» What is expected
Render every line of the records below as a numbered list, leaving out blank lines and any pictures.

» Listed records
▼

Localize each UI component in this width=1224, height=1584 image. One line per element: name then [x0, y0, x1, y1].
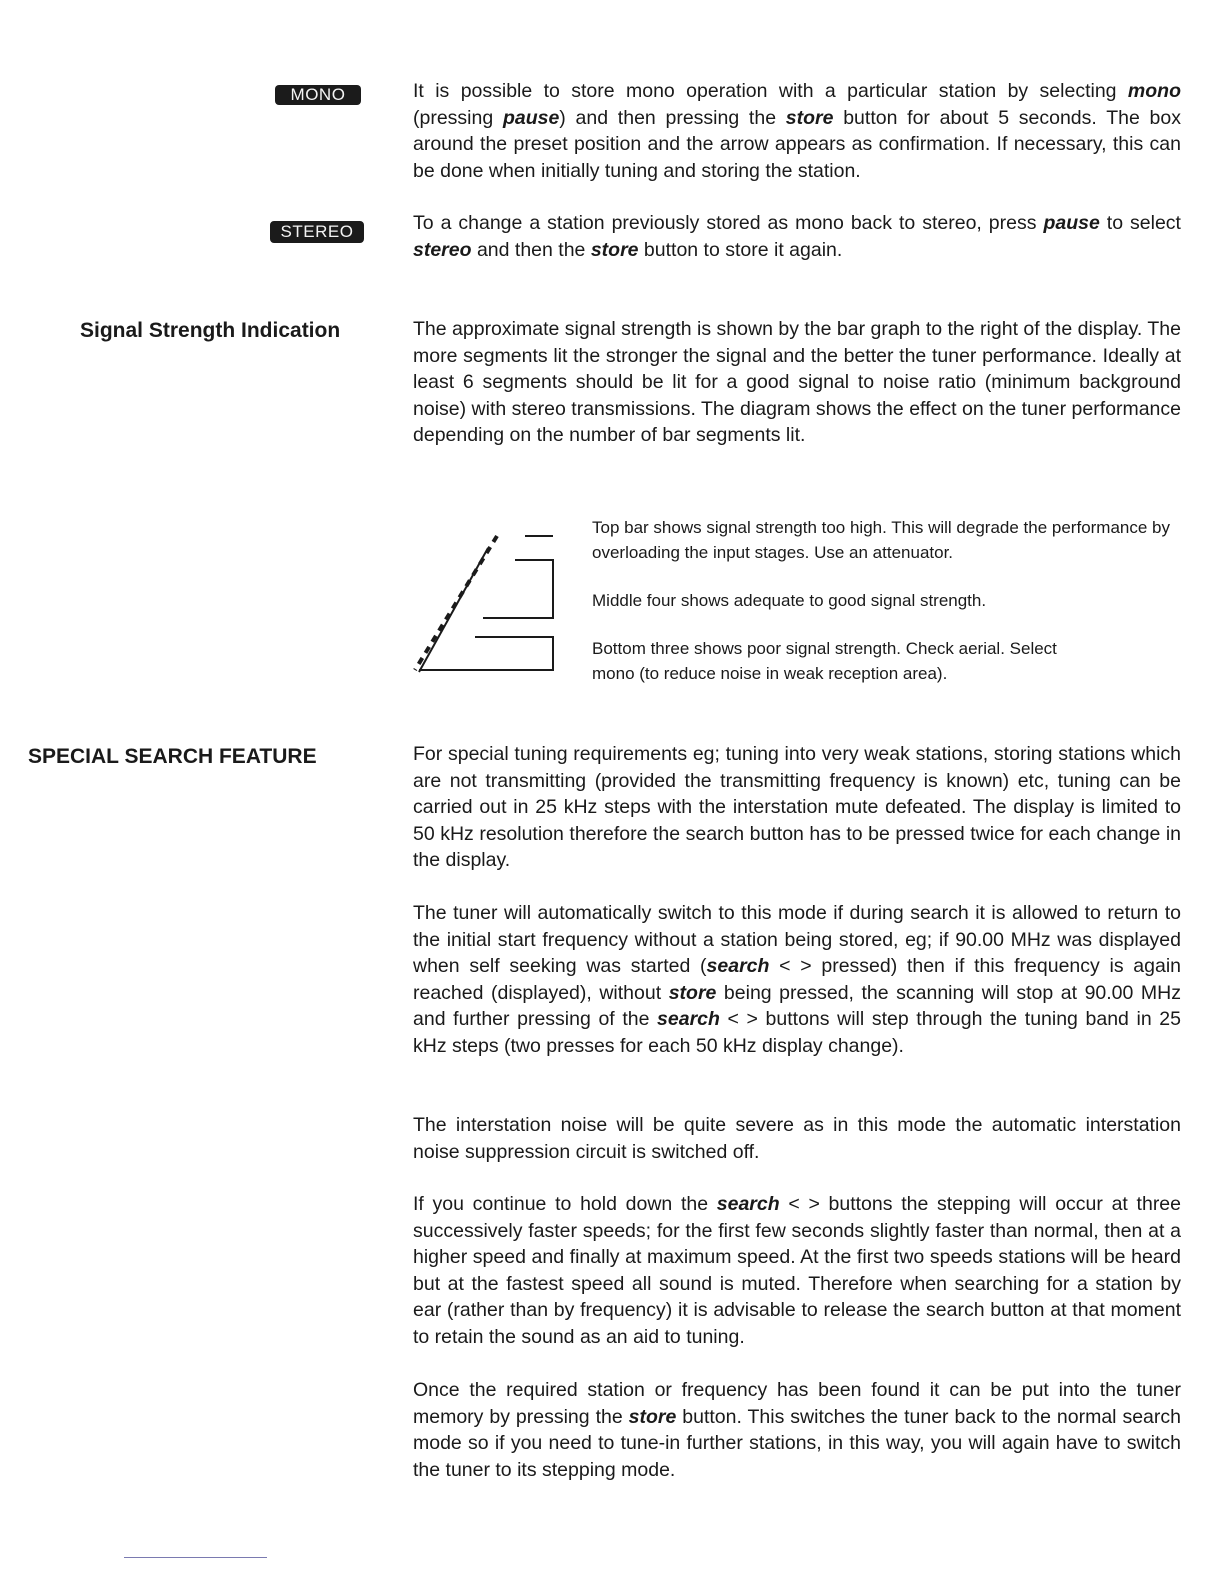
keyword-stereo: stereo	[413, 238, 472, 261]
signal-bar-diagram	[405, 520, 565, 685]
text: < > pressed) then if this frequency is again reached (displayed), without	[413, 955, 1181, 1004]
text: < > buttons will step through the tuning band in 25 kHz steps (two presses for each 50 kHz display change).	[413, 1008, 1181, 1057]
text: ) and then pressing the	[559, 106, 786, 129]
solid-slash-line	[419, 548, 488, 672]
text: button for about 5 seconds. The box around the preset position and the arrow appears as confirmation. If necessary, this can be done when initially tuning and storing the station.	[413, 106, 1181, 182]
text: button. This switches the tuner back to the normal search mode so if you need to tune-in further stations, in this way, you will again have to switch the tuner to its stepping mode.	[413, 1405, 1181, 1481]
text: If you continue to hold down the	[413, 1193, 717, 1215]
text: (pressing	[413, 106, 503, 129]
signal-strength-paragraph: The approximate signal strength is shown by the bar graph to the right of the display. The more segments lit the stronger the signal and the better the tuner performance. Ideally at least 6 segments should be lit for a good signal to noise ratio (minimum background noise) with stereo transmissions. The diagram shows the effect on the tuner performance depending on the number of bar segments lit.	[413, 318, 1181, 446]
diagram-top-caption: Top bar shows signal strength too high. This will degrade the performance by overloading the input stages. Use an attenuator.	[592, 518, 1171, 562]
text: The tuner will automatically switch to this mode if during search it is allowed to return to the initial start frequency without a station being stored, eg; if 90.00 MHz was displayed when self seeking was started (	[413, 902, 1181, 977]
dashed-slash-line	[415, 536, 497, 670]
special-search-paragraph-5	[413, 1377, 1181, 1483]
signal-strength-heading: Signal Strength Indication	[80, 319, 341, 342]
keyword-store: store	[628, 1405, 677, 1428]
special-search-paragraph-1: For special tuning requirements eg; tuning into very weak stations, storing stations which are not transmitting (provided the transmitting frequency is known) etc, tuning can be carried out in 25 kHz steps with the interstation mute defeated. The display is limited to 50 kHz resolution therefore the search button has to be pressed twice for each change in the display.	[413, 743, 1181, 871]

▲

» Output of the task
1. Localize each UI component in this width=1224, height=1584 image. One line per element: name then [x0, y0, x1, y1].
2. keyword-stereo: stereo	[413, 238, 472, 261]
3. signal-bar-diagram	[405, 520, 565, 685]
4. text: < > pressed) then if this frequency is again reached (displayed), without	[413, 955, 1181, 1004]
5. text: < > buttons will step through the tuning band in 25 kHz steps (two presses for each 50 kHz display change).	[413, 1008, 1181, 1057]
6. text: ) and then pressing the	[559, 106, 786, 129]
7. solid-slash-line	[419, 548, 488, 672]
8. text: button for about 5 seconds. The box around the preset position and the arrow appears as confirmation. If necessary, this can be done when initially tuning and storing the station.	[413, 106, 1181, 182]
9. text: button. This switches the tuner back to the normal search mode so if you need to tune-in further stations, in this way, you will again have to switch the tuner to its stepping mode.	[413, 1405, 1181, 1481]
10. text: If you continue to hold down the	[413, 1193, 717, 1215]
11. text: (pressing	[413, 106, 503, 129]
12. signal-strength-paragraph: The approximate signal strength is shown by the bar graph to the right of the display. The more segments lit the stronger the signal and the better the tuner performance. Ideally at least 6 segments should be lit for a good signal to noise ratio (minimum background noise) with stereo transmissions. The diagram shows the effect on the tuner performance depending on the number of bar segments lit.	[413, 318, 1181, 446]
13. diagram-top-caption: Top bar shows signal strength too high. This will degrade the performance by overloading the input stages. Use an attenuator.	[592, 518, 1171, 562]
14. text: The tuner will automatically switch to this mode if during search it is allowed to return to the initial start frequency without a station being stored, eg; if 90.00 MHz was displayed when self seeking was started (	[413, 902, 1181, 977]
15. dashed-slash-line	[415, 536, 497, 670]
16. special-search-paragraph-5	[413, 1377, 1181, 1483]
17. signal-strength-heading: Signal Strength Indication	[80, 319, 341, 342]
18. keyword-store: store	[628, 1405, 677, 1428]
19. special-search-paragraph-1: For special tuning requirements eg; tuning into very weak stations, storing stations which are not transmitting (provided the transmitting frequency is known) etc, tuning can be carried out in 25 kHz steps with the interstation mute defeated. The display is limited to 50 kHz resolution therefore the search button has to be pressed twice for each change in the display.	[413, 743, 1181, 871]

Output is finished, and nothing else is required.